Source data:
* * * * * * * * *

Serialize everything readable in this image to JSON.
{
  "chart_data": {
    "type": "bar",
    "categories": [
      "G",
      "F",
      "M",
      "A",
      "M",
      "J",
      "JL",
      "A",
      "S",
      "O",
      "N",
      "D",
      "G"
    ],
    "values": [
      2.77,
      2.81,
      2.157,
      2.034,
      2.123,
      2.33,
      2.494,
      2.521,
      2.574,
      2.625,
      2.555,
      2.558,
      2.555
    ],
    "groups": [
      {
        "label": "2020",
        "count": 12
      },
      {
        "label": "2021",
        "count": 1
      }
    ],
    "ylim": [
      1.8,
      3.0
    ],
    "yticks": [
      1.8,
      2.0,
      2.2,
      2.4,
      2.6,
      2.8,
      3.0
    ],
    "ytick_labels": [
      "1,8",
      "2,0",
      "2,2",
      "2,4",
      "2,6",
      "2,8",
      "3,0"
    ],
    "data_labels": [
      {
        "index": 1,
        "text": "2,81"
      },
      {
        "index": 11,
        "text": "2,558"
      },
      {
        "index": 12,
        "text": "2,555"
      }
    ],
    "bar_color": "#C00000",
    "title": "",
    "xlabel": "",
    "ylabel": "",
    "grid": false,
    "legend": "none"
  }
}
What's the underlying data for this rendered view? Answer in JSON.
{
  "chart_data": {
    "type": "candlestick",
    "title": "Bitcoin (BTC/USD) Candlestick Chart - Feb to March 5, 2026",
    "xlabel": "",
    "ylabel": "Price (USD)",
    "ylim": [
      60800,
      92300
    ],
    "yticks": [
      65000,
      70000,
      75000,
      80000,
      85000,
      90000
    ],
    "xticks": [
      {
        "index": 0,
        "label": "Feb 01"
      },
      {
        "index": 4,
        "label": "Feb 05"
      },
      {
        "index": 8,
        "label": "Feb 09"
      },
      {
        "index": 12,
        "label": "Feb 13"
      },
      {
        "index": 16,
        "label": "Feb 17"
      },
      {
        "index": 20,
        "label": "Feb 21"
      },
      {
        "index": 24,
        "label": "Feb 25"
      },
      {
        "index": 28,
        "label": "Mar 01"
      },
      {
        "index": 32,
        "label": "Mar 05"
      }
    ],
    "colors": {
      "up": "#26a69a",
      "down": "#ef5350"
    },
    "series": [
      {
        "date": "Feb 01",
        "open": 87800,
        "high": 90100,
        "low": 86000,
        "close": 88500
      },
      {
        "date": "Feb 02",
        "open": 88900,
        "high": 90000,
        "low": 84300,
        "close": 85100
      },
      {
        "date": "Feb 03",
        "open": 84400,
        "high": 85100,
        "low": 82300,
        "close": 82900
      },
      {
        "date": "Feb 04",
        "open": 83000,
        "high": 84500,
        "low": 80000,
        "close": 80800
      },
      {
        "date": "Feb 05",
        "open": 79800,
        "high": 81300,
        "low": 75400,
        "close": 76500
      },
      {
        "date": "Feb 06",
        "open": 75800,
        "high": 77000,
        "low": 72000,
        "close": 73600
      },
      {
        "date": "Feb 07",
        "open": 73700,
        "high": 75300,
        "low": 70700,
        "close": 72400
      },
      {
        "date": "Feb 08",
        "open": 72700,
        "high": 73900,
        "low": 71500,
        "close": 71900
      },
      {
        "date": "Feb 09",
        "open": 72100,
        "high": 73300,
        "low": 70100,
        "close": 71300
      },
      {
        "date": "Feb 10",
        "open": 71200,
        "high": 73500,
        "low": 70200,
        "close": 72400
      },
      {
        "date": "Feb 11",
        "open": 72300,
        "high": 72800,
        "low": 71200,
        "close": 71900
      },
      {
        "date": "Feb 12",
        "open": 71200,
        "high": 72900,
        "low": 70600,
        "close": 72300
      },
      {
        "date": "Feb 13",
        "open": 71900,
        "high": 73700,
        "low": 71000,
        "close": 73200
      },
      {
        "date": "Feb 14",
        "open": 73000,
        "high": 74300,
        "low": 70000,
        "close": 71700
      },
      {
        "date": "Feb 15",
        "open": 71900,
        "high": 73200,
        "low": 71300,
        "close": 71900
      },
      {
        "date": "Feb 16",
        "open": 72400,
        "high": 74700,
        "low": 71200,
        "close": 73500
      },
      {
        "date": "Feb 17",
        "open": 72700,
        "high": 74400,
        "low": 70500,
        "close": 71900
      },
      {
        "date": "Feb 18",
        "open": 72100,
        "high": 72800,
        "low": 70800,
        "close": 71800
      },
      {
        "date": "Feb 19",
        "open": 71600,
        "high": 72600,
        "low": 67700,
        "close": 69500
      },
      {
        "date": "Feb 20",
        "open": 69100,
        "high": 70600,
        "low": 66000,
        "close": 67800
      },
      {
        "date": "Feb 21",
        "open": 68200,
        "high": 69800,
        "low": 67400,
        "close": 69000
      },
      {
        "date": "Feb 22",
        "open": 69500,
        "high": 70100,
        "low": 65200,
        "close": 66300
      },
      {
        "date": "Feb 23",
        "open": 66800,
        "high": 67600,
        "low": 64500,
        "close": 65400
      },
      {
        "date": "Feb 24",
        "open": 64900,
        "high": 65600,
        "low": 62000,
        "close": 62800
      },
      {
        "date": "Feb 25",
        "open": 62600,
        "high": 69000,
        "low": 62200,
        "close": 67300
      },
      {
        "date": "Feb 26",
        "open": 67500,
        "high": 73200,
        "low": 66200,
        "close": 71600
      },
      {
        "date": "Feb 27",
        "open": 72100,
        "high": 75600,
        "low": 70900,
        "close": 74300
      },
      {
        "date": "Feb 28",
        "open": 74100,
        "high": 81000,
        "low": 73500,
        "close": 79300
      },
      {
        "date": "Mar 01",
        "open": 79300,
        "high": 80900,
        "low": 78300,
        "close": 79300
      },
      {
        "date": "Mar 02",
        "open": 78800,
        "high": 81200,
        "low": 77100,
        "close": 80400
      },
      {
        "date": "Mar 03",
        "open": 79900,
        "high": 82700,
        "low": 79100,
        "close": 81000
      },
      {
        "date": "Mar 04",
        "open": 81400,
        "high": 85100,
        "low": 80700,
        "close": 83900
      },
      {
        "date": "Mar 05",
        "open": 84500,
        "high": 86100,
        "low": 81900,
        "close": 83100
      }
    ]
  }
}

* * * * * * * * *

- _WHAT THE TASK REQUIRES_: Using the material above, print every entry exactly as written.

- _WRITTEN RESPONSE_:
Serialize everything readable in this image to JSON.
{
  "chart_data": {
    "type": "bar",
    "categories": [
      "G",
      "F",
      "M",
      "A",
      "M",
      "J",
      "JL",
      "A",
      "S",
      "O",
      "N",
      "D",
      "G"
    ],
    "values": [
      2.77,
      2.81,
      2.157,
      2.034,
      2.123,
      2.33,
      2.494,
      2.521,
      2.574,
      2.625,
      2.555,
      2.558,
      2.555
    ],
    "groups": [
      {
        "label": "2020",
        "count": 12
      },
      {
        "label": "2021",
        "count": 1
      }
    ],
    "ylim": [
      1.8,
      3.0
    ],
    "yticks": [
      1.8,
      2.0,
      2.2,
      2.4,
      2.6,
      2.8,
      3.0
    ],
    "ytick_labels": [
      "1,8",
      "2,0",
      "2,2",
      "2,4",
      "2,6",
      "2,8",
      "3,0"
    ],
    "data_labels": [
      {
        "index": 1,
        "text": "2,81"
      },
      {
        "index": 11,
        "text": "2,558"
      },
      {
        "index": 12,
        "text": "2,555"
      }
    ],
    "bar_color": "#C00000",
    "title": "",
    "xlabel": "",
    "ylabel": "",
    "grid": false,
    "legend": "none"
  }
}
What's the underlying data for this rendered view? Answer in JSON.
{
  "chart_data": {
    "type": "candlestick",
    "title": "Bitcoin (BTC/USD) Candlestick Chart - Feb to March 5, 2026",
    "xlabel": "",
    "ylabel": "Price (USD)",
    "ylim": [
      60800,
      92300
    ],
    "yticks": [
      65000,
      70000,
      75000,
      80000,
      85000,
      90000
    ],
    "xticks": [
      {
        "index": 0,
        "label": "Feb 01"
      },
      {
        "index": 4,
        "label": "Feb 05"
      },
      {
        "index": 8,
        "label": "Feb 09"
      },
      {
        "index": 12,
        "label": "Feb 13"
      },
      {
        "index": 16,
        "label": "Feb 17"
      },
      {
        "index": 20,
        "label": "Feb 21"
      },
      {
        "index": 24,
        "label": "Feb 25"
      },
      {
        "index": 28,
        "label": "Mar 01"
      },
      {
        "index": 32,
        "label": "Mar 05"
      }
    ],
    "colors": {
      "up": "#26a69a",
      "down": "#ef5350"
    },
    "series": [
      {
        "date": "Feb 01",
        "open": 87800,
        "high": 90100,
        "low": 86000,
        "close": 88500
      },
      {
        "date": "Feb 02",
        "open": 88900,
        "high": 90000,
        "low": 84300,
        "close": 85100
      },
      {
        "date": "Feb 03",
        "open": 84400,
        "high": 85100,
        "low": 82300,
        "close": 82900
      },
      {
        "date": "Feb 04",
        "open": 83000,
        "high": 84500,
        "low": 80000,
        "close": 80800
      },
      {
        "date": "Feb 05",
        "open": 79800,
        "high": 81300,
        "low": 75400,
        "close": 76500
      },
      {
        "date": "Feb 06",
        "open": 75800,
        "high": 77000,
        "low": 72000,
        "close": 73600
      },
      {
        "date": "Feb 07",
        "open": 73700,
        "high": 75300,
        "low": 70700,
        "close": 72400
      },
      {
        "date": "Feb 08",
        "open": 72700,
        "high": 73900,
        "low": 71500,
        "close": 71900
      },
      {
        "date": "Feb 09",
        "open": 72100,
        "high": 73300,
        "low": 70100,
        "close": 71300
      },
      {
        "date": "Feb 10",
        "open": 71200,
        "high": 73500,
        "low": 70200,
        "close": 72400
      },
      {
        "date": "Feb 11",
        "open": 72300,
        "high": 72800,
        "low": 71200,
        "close": 71900
      },
      {
        "date": "Feb 12",
        "open": 71200,
        "high": 72900,
        "low": 70600,
        "close": 72300
      },
      {
        "date": "Feb 13",
        "open": 71900,
        "high": 73700,
        "low": 71000,
        "close": 73200
      },
      {
        "date": "Feb 14",
        "open": 73000,
        "high": 74300,
        "low": 70000,
        "close": 71700
      },
      {
        "date": "Feb 15",
        "open": 71900,
        "high": 73200,
        "low": 71300,
        "close": 71900
      },
      {
        "date": "Feb 16",
        "open": 72400,
        "high": 74700,
        "low": 71200,
        "close": 73500
      },
      {
        "date": "Feb 17",
        "open": 72700,
        "high": 74400,
        "low": 70500,
        "close": 71900
      },
      {
        "date": "Feb 18",
        "open": 72100,
        "high": 72800,
        "low": 70800,
        "close": 71800
      },
      {
        "date": "Feb 19",
        "open": 71600,
        "high": 72600,
        "low": 67700,
        "close": 69500
      },
      {
        "date": "Feb 20",
        "open": 69100,
        "high": 70600,
        "low": 66000,
        "close": 67800
      },
      {
        "date": "Feb 21",
        "open": 68200,
        "high": 69800,
        "low": 67400,
        "close": 69000
      },
      {
        "date": "Feb 22",
        "open": 69500,
        "high": 70100,
        "low": 65200,
        "close": 66300
      },
      {
        "date": "Feb 23",
        "open": 66800,
        "high": 67600,
        "low": 64500,
        "close": 65400
      },
      {
        "date": "Feb 24",
        "open": 64900,
        "high": 65600,
        "low": 62000,
        "close": 62800
      },
      {
        "date": "Feb 25",
        "open": 62600,
        "high": 69000,
        "low": 62200,
        "close": 67300
      },
      {
        "date": "Feb 26",
        "open": 67500,
        "high": 73200,
        "low": 66200,
        "close": 71600
      },
      {
        "date": "Feb 27",
        "open": 72100,
        "high": 75600,
        "low": 70900,
        "close": 74300
      },
      {
        "date": "Feb 28",
        "open": 74100,
        "high": 81000,
        "low": 73500,
        "close": 79300
      },
      {
        "date": "Mar 01",
        "open": 79300,
        "high": 80900,
        "low": 78300,
        "close": 79300
      },
      {
        "date": "Mar 02",
        "open": 78800,
        "high": 81200,
        "low": 77100,
        "close": 80400
      },
      {
        "date": "Mar 03",
        "open": 79900,
        "high": 82700,
        "low": 79100,
        "close": 81000
      },
      {
        "date": "Mar 04",
        "open": 81400,
        "high": 85100,
        "low": 80700,
        "close": 83900
      },
      {
        "date": "Mar 05",
        "open": 84500,
        "high": 86100,
        "low": 81900,
        "close": 83100
      }
    ]
  }
}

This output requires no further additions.